#### DATA TO USE

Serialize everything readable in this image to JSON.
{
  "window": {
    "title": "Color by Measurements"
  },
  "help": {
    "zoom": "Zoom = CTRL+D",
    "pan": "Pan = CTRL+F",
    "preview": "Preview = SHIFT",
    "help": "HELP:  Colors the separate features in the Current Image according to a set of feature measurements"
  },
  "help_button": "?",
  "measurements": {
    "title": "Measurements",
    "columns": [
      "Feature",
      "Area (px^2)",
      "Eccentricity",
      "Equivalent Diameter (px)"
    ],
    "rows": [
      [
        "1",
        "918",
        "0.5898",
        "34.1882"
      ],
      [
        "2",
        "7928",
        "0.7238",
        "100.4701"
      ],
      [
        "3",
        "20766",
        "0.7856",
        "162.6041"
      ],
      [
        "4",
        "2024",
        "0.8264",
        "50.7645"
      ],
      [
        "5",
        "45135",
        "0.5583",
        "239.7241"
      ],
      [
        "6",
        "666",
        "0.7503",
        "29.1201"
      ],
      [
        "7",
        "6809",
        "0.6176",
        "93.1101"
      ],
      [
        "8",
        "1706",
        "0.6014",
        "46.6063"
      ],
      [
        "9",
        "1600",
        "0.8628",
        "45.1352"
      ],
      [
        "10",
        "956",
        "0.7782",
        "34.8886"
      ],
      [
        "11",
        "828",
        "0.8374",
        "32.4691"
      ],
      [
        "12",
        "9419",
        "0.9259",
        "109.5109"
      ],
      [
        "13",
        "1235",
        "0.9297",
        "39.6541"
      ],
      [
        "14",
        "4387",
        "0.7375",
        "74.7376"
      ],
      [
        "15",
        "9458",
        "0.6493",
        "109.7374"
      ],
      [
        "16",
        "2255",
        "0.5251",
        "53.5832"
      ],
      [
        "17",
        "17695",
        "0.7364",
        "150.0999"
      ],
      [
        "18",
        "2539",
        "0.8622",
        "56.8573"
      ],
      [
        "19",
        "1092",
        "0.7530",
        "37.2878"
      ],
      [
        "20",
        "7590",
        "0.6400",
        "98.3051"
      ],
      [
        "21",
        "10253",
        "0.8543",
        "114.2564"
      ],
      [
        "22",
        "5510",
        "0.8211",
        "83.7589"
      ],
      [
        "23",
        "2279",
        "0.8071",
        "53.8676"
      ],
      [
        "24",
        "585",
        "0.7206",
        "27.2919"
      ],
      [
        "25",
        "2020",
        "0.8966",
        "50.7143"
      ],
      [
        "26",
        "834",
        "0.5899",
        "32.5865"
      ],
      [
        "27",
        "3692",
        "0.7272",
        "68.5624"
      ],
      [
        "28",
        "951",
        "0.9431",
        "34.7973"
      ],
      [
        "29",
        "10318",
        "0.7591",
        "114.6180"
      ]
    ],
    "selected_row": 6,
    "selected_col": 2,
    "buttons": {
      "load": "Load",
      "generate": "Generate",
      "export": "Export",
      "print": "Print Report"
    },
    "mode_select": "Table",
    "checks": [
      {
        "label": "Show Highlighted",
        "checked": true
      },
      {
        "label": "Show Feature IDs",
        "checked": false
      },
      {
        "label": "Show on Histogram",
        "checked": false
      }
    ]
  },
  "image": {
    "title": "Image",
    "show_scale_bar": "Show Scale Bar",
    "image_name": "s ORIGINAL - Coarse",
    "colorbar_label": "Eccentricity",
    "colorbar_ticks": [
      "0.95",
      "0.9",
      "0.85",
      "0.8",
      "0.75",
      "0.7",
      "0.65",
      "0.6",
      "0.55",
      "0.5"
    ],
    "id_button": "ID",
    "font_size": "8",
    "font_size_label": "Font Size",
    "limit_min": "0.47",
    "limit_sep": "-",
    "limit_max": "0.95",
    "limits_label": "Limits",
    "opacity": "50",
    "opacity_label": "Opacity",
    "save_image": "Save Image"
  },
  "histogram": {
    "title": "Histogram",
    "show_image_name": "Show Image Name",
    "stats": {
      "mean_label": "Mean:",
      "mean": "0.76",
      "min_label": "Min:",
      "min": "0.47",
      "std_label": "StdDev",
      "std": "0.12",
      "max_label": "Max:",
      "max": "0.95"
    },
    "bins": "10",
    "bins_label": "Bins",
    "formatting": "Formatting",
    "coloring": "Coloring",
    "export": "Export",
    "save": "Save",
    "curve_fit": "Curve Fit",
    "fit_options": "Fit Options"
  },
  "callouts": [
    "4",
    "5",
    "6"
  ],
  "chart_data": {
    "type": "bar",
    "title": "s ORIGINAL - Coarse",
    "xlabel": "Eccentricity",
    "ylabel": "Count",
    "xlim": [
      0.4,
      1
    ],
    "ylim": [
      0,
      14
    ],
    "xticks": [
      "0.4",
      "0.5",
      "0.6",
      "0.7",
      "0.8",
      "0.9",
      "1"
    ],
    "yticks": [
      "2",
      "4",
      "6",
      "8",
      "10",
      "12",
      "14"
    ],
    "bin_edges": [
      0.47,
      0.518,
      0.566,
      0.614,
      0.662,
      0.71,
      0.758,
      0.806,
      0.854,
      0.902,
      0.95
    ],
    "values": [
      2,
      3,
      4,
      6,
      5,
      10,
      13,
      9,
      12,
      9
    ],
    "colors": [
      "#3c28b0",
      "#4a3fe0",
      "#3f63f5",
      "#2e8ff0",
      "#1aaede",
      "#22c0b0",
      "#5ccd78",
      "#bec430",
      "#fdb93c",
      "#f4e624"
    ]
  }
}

########

Please reproduce each record precisely as written.

Serialize everything readable in this image to JSON.
{
  "window": {
    "title": "Color by Measurements"
  },
  "help": {
    "zoom": "Zoom = CTRL+D",
    "pan": "Pan = CTRL+F",
    "preview": "Preview = SHIFT",
    "help": "HELP:  Colors the separate features in the Current Image according to a set of feature measurements"
  },
  "help_button": "?",
  "measurements": {
    "title": "Measurements",
    "columns": [
      "Feature",
      "Area (px^2)",
      "Eccentricity",
      "Equivalent Diameter (px)"
    ],
    "rows": [
      [
        "1",
        "918",
        "0.5898",
        "34.1882"
      ],
      [
        "2",
        "7928",
        "0.7238",
        "100.4701"
      ],
      [
        "3",
        "20766",
        "0.7856",
        "162.6041"
      ],
      [
        "4",
        "2024",
        "0.8264",
        "50.7645"
      ],
      [
        "5",
        "45135",
        "0.5583",
        "239.7241"
      ],
      [
        "6",
        "666",
        "0.7503",
        "29.1201"
      ],
      [
        "7",
        "6809",
        "0.6176",
        "93.1101"
      ],
      [
        "8",
        "1706",
        "0.6014",
        "46.6063"
      ],
      [
        "9",
        "1600",
        "0.8628",
        "45.1352"
      ],
      [
        "10",
        "956",
        "0.7782",
        "34.8886"
      ],
      [
        "11",
        "828",
        "0.8374",
        "32.4691"
      ],
      [
        "12",
        "9419",
        "0.9259",
        "109.5109"
      ],
      [
        "13",
        "1235",
        "0.9297",
        "39.6541"
      ],
      [
        "14",
        "4387",
        "0.7375",
        "74.7376"
      ],
      [
        "15",
        "9458",
        "0.6493",
        "109.7374"
      ],
      [
        "16",
        "2255",
        "0.5251",
        "53.5832"
      ],
      [
        "17",
        "17695",
        "0.7364",
        "150.0999"
      ],
      [
        "18",
        "2539",
        "0.8622",
        "56.8573"
      ],
      [
        "19",
        "1092",
        "0.7530",
        "37.2878"
      ],
      [
        "20",
        "7590",
        "0.6400",
        "98.3051"
      ],
      [
        "21",
        "10253",
        "0.8543",
        "114.2564"
      ],
      [
        "22",
        "5510",
        "0.8211",
        "83.7589"
      ],
      [
        "23",
        "2279",
        "0.8071",
        "53.8676"
      ],
      [
        "24",
        "585",
        "0.7206",
        "27.2919"
      ],
      [
        "25",
        "2020",
        "0.8966",
        "50.7143"
      ],
      [
        "26",
        "834",
        "0.5899",
        "32.5865"
      ],
      [
        "27",
        "3692",
        "0.7272",
        "68.5624"
      ],
      [
        "28",
        "951",
        "0.9431",
        "34.7973"
      ],
      [
        "29",
        "10318",
        "0.7591",
        "114.6180"
      ]
    ],
    "selected_row": 6,
    "selected_col": 2,
    "buttons": {
      "load": "Load",
      "generate": "Generate",
      "export": "Export",
      "print": "Print Report"
    },
    "mode_select": "Table",
    "checks": [
      {
        "label": "Show Highlighted",
        "checked": true
      },
      {
        "label": "Show Feature IDs",
        "checked": false
      },
      {
        "label": "Show on Histogram",
        "checked": false
      }
    ]
  },
  "image": {
    "title": "Image",
    "show_scale_bar": "Show Scale Bar",
    "image_name": "s ORIGINAL - Coarse",
    "colorbar_label": "Eccentricity",
    "colorbar_ticks": [
      "0.95",
      "0.9",
      "0.85",
      "0.8",
      "0.75",
      "0.7",
      "0.65",
      "0.6",
      "0.55",
      "0.5"
    ],
    "id_button": "ID",
    "font_size": "8",
    "font_size_label": "Font Size",
    "limit_min": "0.47",
    "limit_sep": "-",
    "limit_max": "0.95",
    "limits_label": "Limits",
    "opacity": "50",
    "opacity_label": "Opacity",
    "save_image": "Save Image"
  },
  "histogram": {
    "title": "Histogram",
    "show_image_name": "Show Image Name",
    "stats": {
      "mean_label": "Mean:",
      "mean": "0.76",
      "min_label": "Min:",
      "min": "0.47",
      "std_label": "StdDev",
      "std": "0.12",
      "max_label": "Max:",
      "max": "0.95"
    },
    "bins": "10",
    "bins_label": "Bins",
    "formatting": "Formatting",
    "coloring": "Coloring",
    "export": "Export",
    "save": "Save",
    "curve_fit": "Curve Fit",
    "fit_options": "Fit Options"
  },
  "callouts": [
    "4",
    "5",
    "6"
  ],
  "chart_data": {
    "type": "bar",
    "title": "s ORIGINAL - Coarse",
    "xlabel": "Eccentricity",
    "ylabel": "Count",
    "xlim": [
      0.4,
      1
    ],
    "ylim": [
      0,
      14
    ],
    "xticks": [
      "0.4",
      "0.5",
      "0.6",
      "0.7",
      "0.8",
      "0.9",
      "1"
    ],
    "yticks": [
      "2",
      "4",
      "6",
      "8",
      "10",
      "12",
      "14"
    ],
    "bin_edges": [
      0.47,
      0.518,
      0.566,
      0.614,
      0.662,
      0.71,
      0.758,
      0.806,
      0.854,
      0.902,
      0.95
    ],
    "values": [
      2,
      3,
      4,
      6,
      5,
      10,
      13,
      9,
      12,
      9
    ],
    "colors": [
      "#3c28b0",
      "#4a3fe0",
      "#3f63f5",
      "#2e8ff0",
      "#1aaede",
      "#22c0b0",
      "#5ccd78",
      "#bec430",
      "#fdb93c",
      "#f4e624"
    ]
  }
}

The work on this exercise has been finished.